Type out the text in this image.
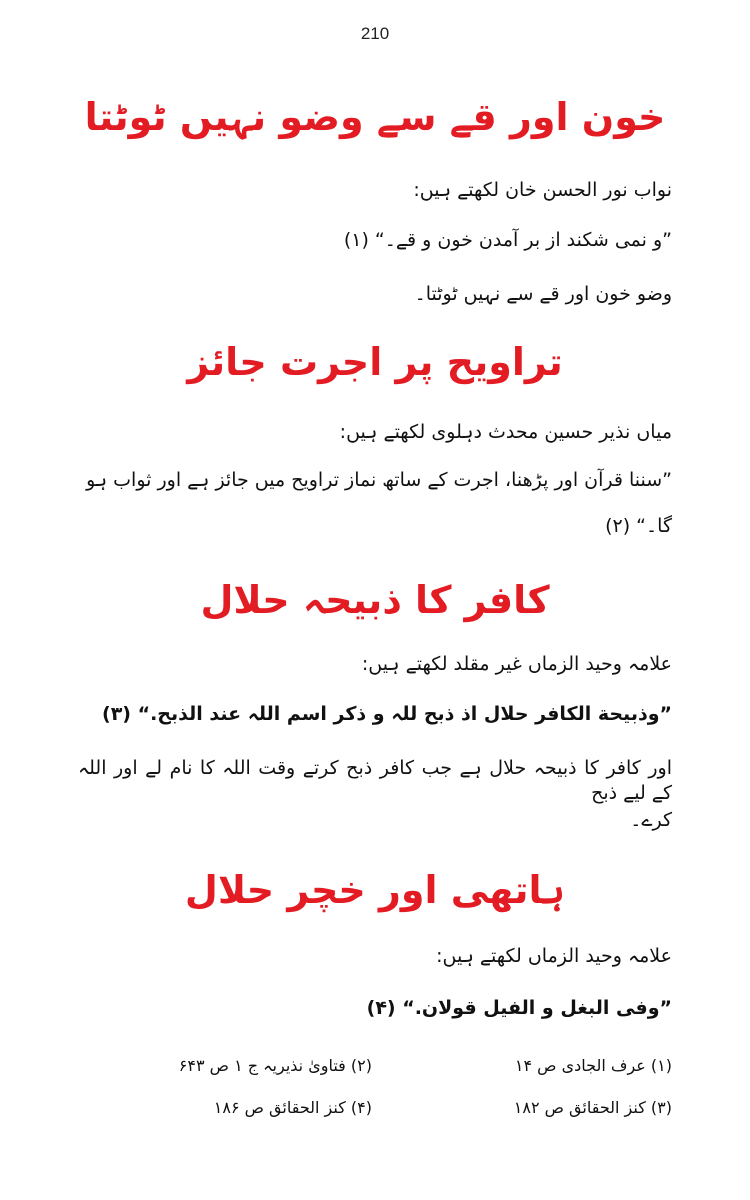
210
خون اور قے سے وضو نہیں ٹوٹتا
نواب نور الحسن خان لکھتے ہیں:
”و نمی شکند از بر آمدن خون و قے۔“ (۱)
وضو خون اور قے سے نہیں ٹوٹتا۔
تراویح پر اجرت جائز
میاں نذیر حسین محدث دہلوی لکھتے ہیں:
”سننا قرآن اور پڑھنا، اجرت کے ساتھ نماز تراویح میں جائز ہے اور ثواب ہو
گا۔“ (۲)
کافر کا ذبیحہ حلال
علامہ وحید الزماں غیر مقلد لکھتے ہیں:
”وذبیحة الکافر حلال اذ ذبح للہ و ذکر اسم اللہ عند الذبح.“ (۳)
اور کافر کا ذبیحہ حلال ہے جب کافر ذبح کرتے وقت اللہ کا نام لے اور اللہ کے لیے ذبح
کرے۔
ہاتھی اور خچر حلال
علامہ وحید الزماں لکھتے ہیں:
”وفی البغل و الفیل قولان.“ (۴)
(۱) عرف الجادی ص ۱۴
(۲) فتاویٰ نذیریہ ج ۱ ص ۶۴۳
(۳) کنز الحقائق ص ۱۸۲
(۴) کنز الحقائق ص ۱۸۶
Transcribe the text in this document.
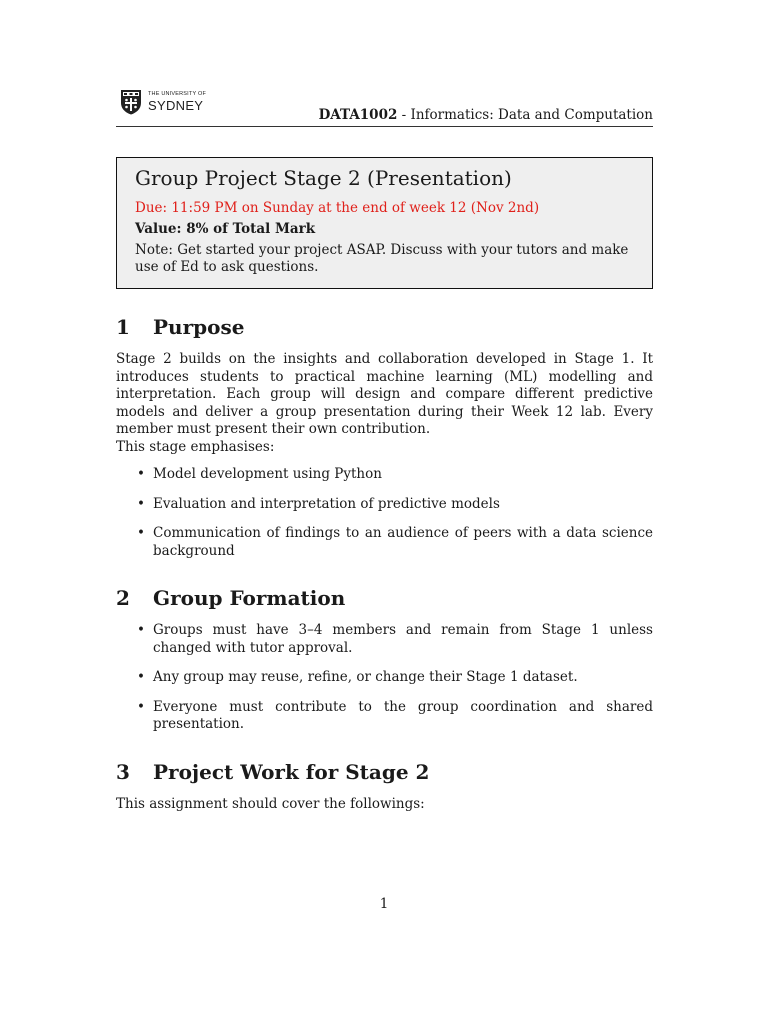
THE UNIVERSITY OF
SYDNEY
DATA1002 - Informatics: Data and Computation
Group Project Stage 2 (Presentation)
Due: 11:59 PM on Sunday at the end of week 12 (Nov 2nd)
Value: 8% of Total Mark
Note: Get started your project ASAP. Discuss with your tutors and make use of Ed to ask questions.
1 Purpose

Stage 2 builds on the insights and collaboration developed in Stage 1. It introduces students to practical machine learning (ML) modelling and interpretation. Each group will design and compare different predictive models and deliver a group presentation during their Week 12 lab. Every member must present their own contribution.

This stage emphasises:

• Model development using Python
• Evaluation and interpretation of predictive models
• Communication of findings to an audience of peers with a data science background
2 Group Formation
• Groups must have 3–4 members and remain from Stage 1 unless changed with tutor approval.
• Any group may reuse, refine, or change their Stage 1 dataset.
• Everyone must contribute to the group coordination and shared presentation.
3 Project Work for Stage 2

This assignment should cover the followings:

1
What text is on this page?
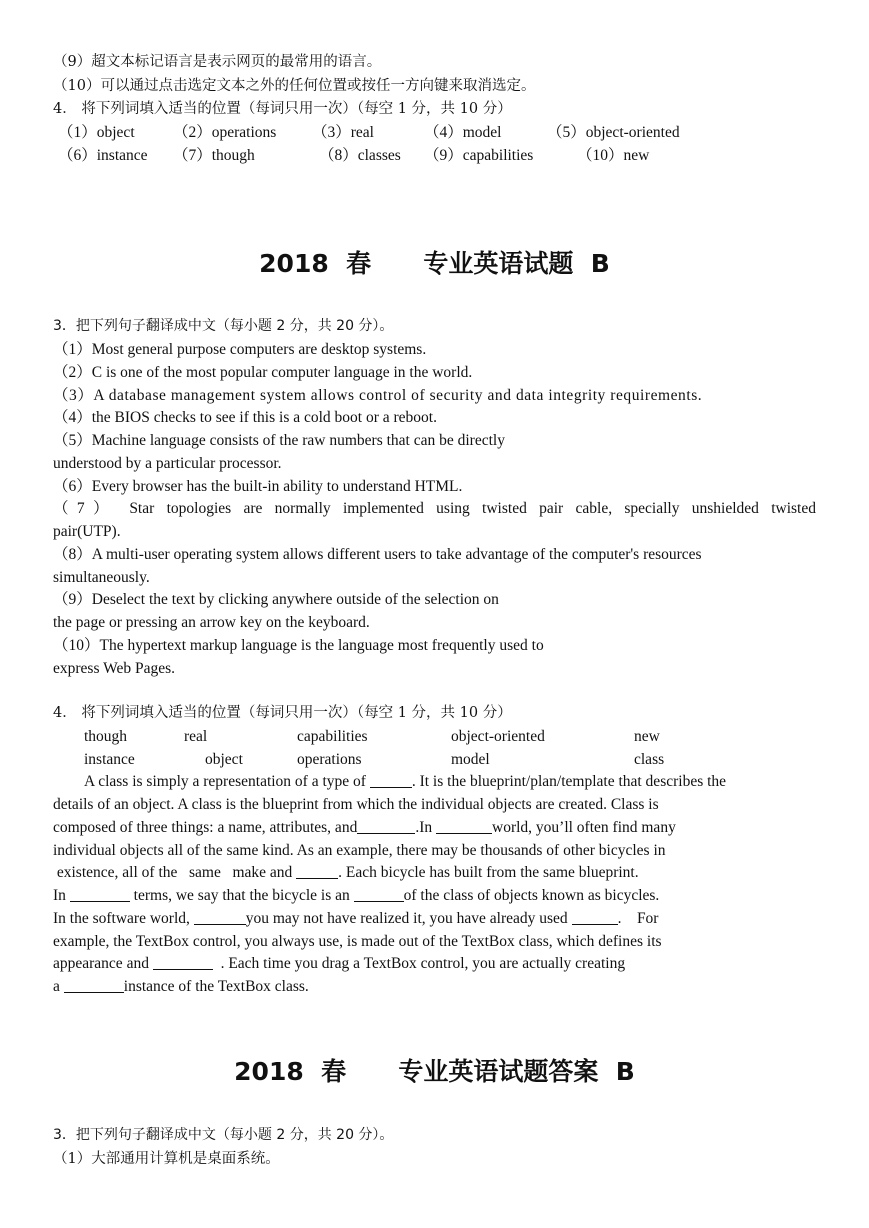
（9）超文本标记语言是表示网页的最常用的语言。
（10）可以通过点击选定文本之外的任何位置或按任一方向键来取消选定。
4． 将下列词填入适当的位置（每词只用一次）（每空 1 分，共 10 分）
（1）object （2）operations （3）real	（4）model	（5）object-oriented
（6）instance （7）though	（8）classes （9）capabilities	（10）new
2018  春      专业英语试题  B
3．把下列句子翻译成中文（每小题 2 分，共 20 分）。
（1）Most general purpose computers are desktop systems.
（2）C is one of the most popular computer language in the world.
（3）A database management system allows control of security and data integrity requirements.
（4）the BIOS checks to see if this is a cold boot or a reboot.
（5）Machine language consists of the raw numbers that can be directly
understood by a particular processor.
（6）Every browser has the built-in ability to understand HTML.
（7） Star topologies are normally implemented using twisted pair cable, specially unshielded twisted
pair(UTP).
（8）A multi-user operating system allows different users to take advantage of the computer's resources
simultaneously.
（9）Deselect the text by clicking anywhere outside of the selection on
the page or pressing an arrow key on the keyboard.
（10）The hypertext markup language is the language most frequently used to
express Web Pages.
4． 将下列词填入适当的位置（每词只用一次）（每空 1 分，共 10 分）
though	real	capabilities	object-oriented	new
instance	object	operations	model	class
A class is simply a representation of a type of	. It is the blueprint/plan/template that describes the
details of an object. A class is the blueprint from which the individual objects are created. Class is
composed of three things: a name, attributes, and	.In	world, you’ll often find many
individual objects all of the same kind. As an example, there may be thousands of other bicycles in
existence, all of the   same   make and	. Each bicycle has built from the same blueprint.
In	terms, we say that the bicycle is an	of the class of objects known as bicycles.
In the software world,	you may not have realized it, you have already used	.    For
example, the TextBox control, you always use, is made out of the TextBox class, which defines its
appearance and	. Each time you drag a TextBox control, you are actually creating
a	instance of the TextBox class.
2018  春      专业英语试题答案  B
3．把下列句子翻译成中文（每小题 2 分，共 20 分）。
（1）大部通用计算机是桌面系统。
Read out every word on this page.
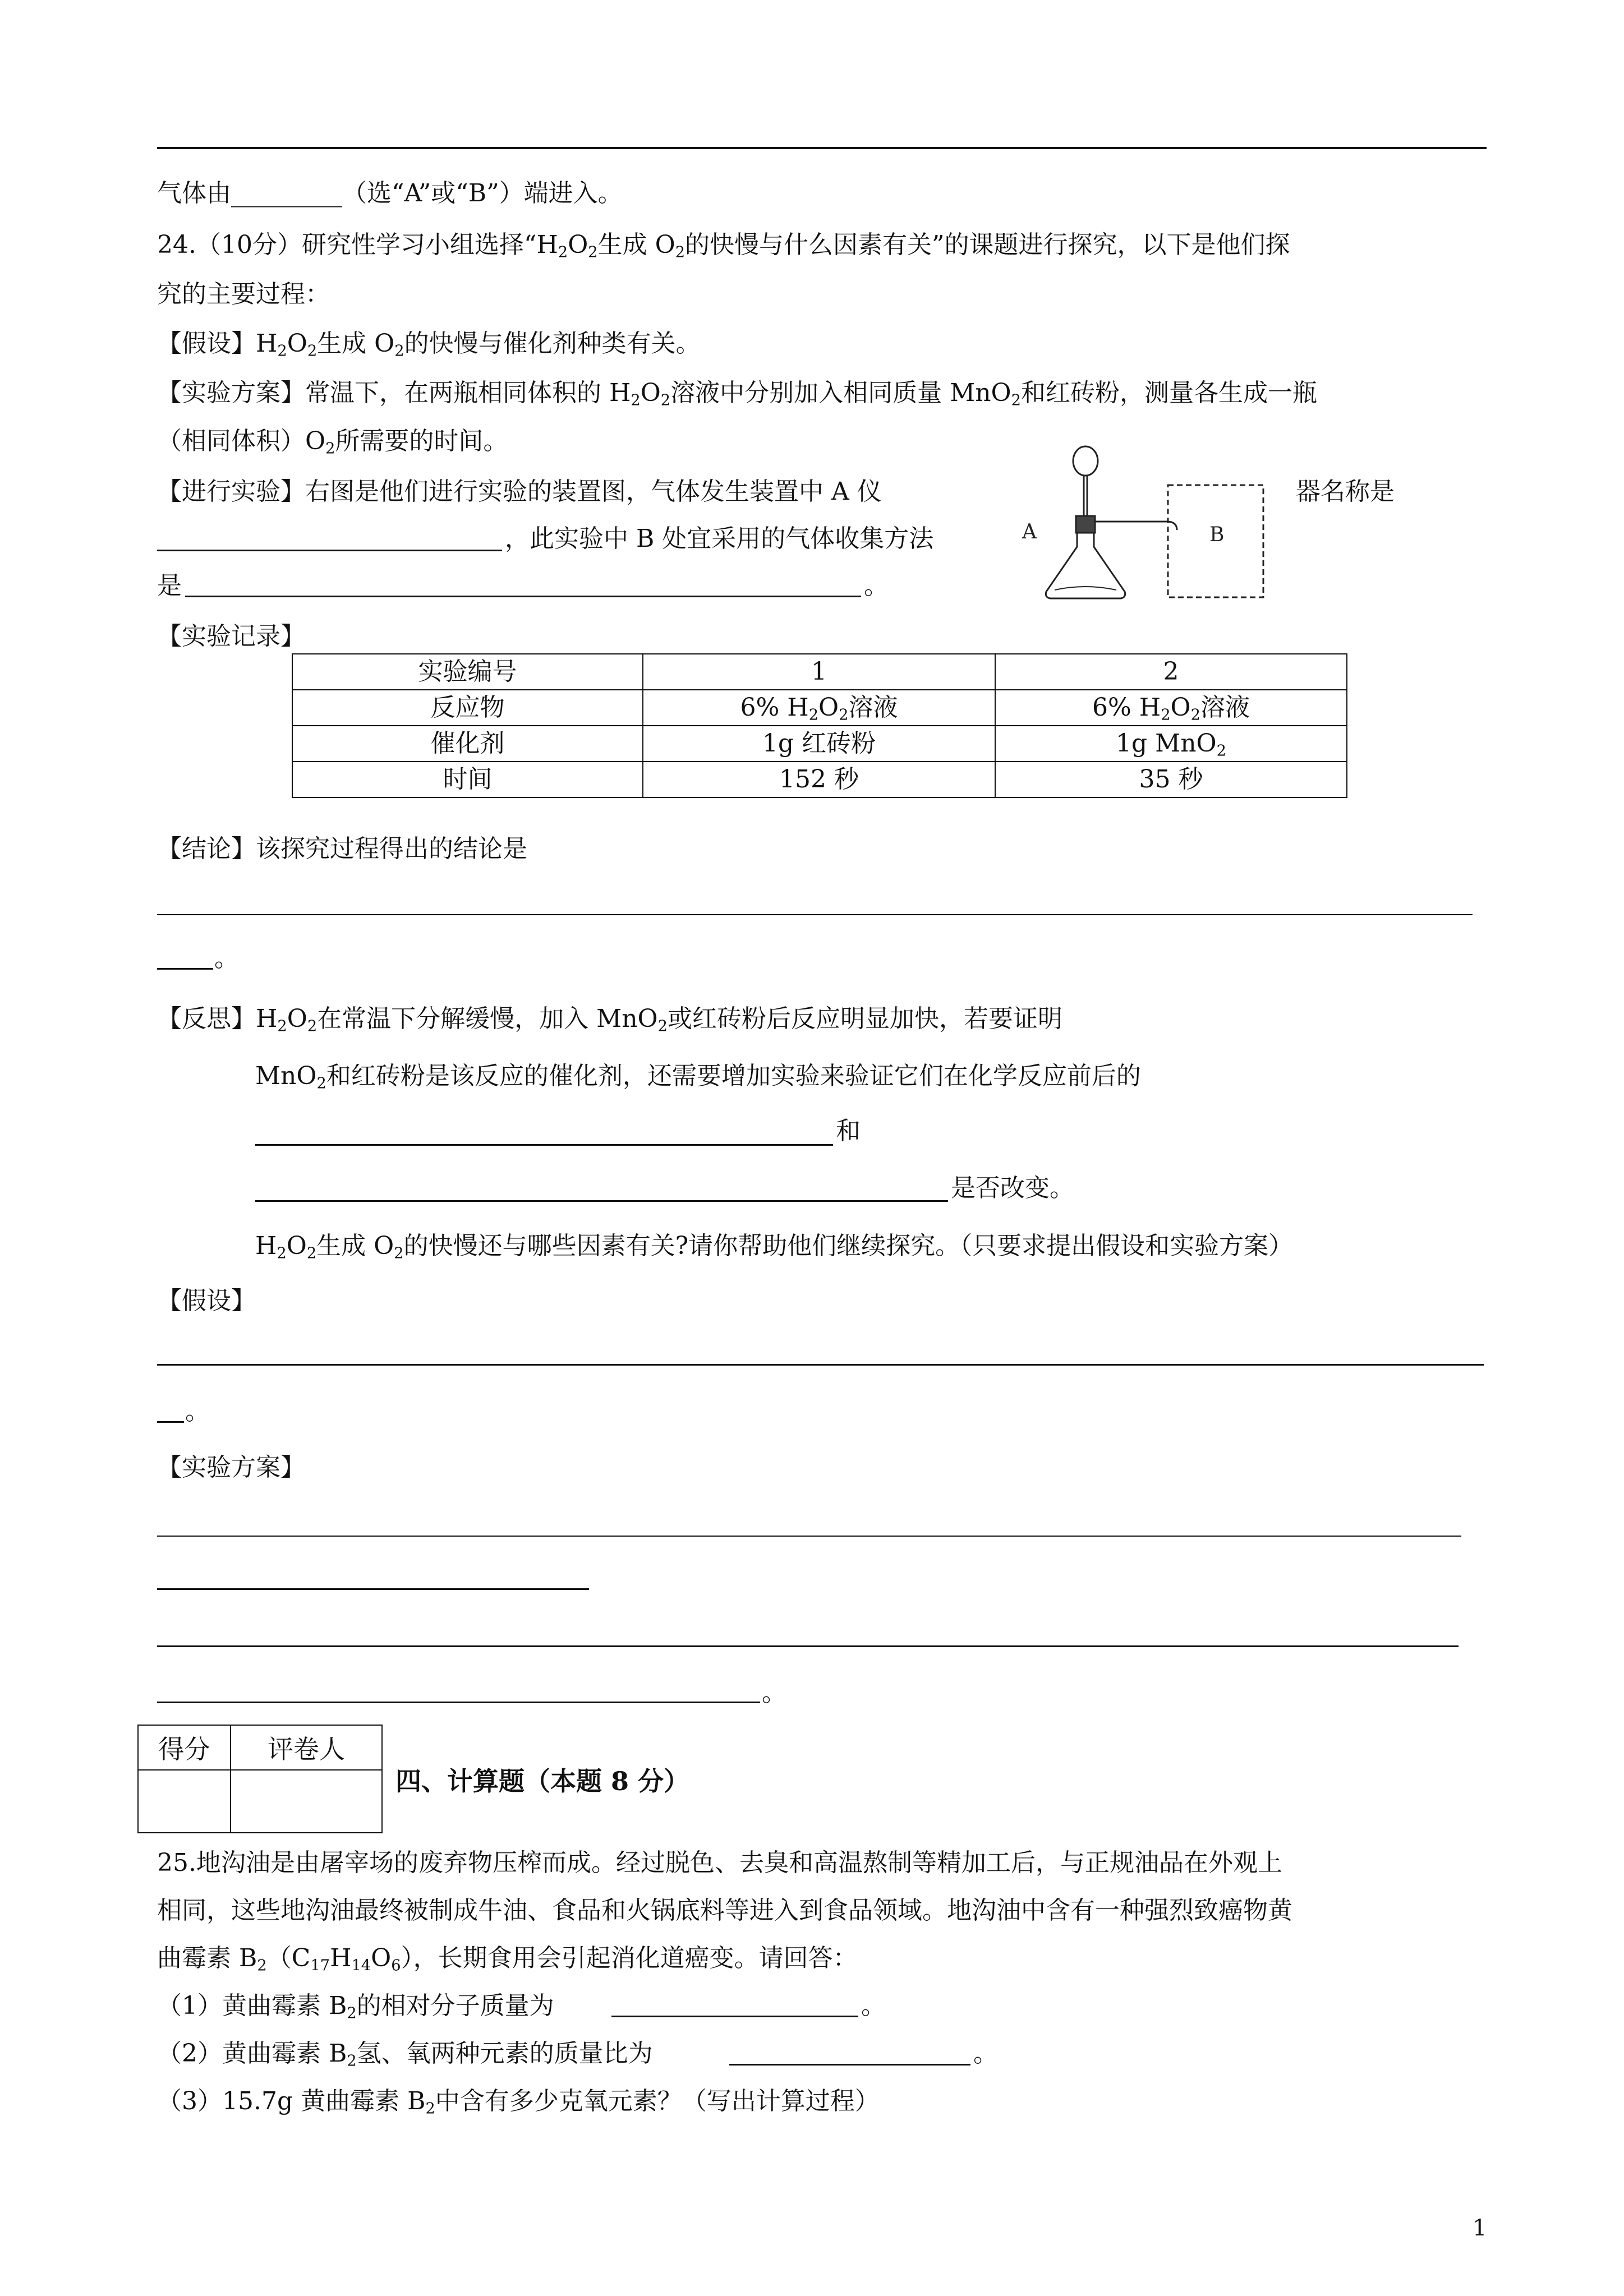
气体由_________（选“A”或“B”）端进入。
24.（10分）研究性学习小组选择“$H_2O_2$生成 $O_2$的快慢与什么因素有关”的课题进行探究，以下是他们探
究的主要过程：
【假设】$H_2O_2$生成 $O_2$的快慢与催化剂种类有关。
【实验方案】常温下，在两瓶相同体积的 $H_2O_2$溶液中分别加入相同质量 MnO$_2$和红砖粉，测量各生成一瓶
（相同体积）$O_2$所需要的时间。
【进行实验】右图是他们进行实验的装置图，气体发生装置中 A 仪	器名称是
，此实验中 B 处宜采用的气体收集方法
是	。
A	B
【实验记录】
实验编号	1	2
反应物	6% $H_2O_2$溶液	6% $H_2O_2$溶液
催化剂	1g 红砖粉	1g MnO$_2$
时间	152 秒	35 秒
【结论】该探究过程得出的结论是
。
【反思】$H_2O_2$在常温下分解缓慢，加入 MnO$_2$或红砖粉后反应明显加快，若要证明
MnO$_2$和红砖粉是该反应的催化剂，还需要增加实验来验证它们在化学反应前后的
和
是否改变。
$H_2O_2$生成 $O_2$的快慢还与哪些因素有关?请你帮助他们继续探究。（只要求提出假设和实验方案）
【假设】
。
【实验方案】
。
得分	评卷人

四、计算题（本题 8 分）
25.地沟油是由屠宰场的废弃物压榨而成。经过脱色、去臭和高温熬制等精加工后，与正规油品在外观上
相同，这些地沟油最终被制成牛油、食品和火锅底料等进入到食品领域。地沟油中含有一种强烈致癌物黄
曲霉素 $B_2(C_{17}H_{14}O_6)$，长期食用会引起消化道癌变。请回答：
（1）黄曲霉素 $B_2$的相对分子质量为	。
（2）黄曲霉素 $B_2$氢、氧两种元素的质量比为	。
（3）15.7g 黄曲霉素 $B_2$中含有多少克氧元素？（写出计算过程）
1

━━━━━━━━━━━━━━━━

Looking at the material above, count the lines that hold "bicycles" and give the total alone.

Response to the task >>
2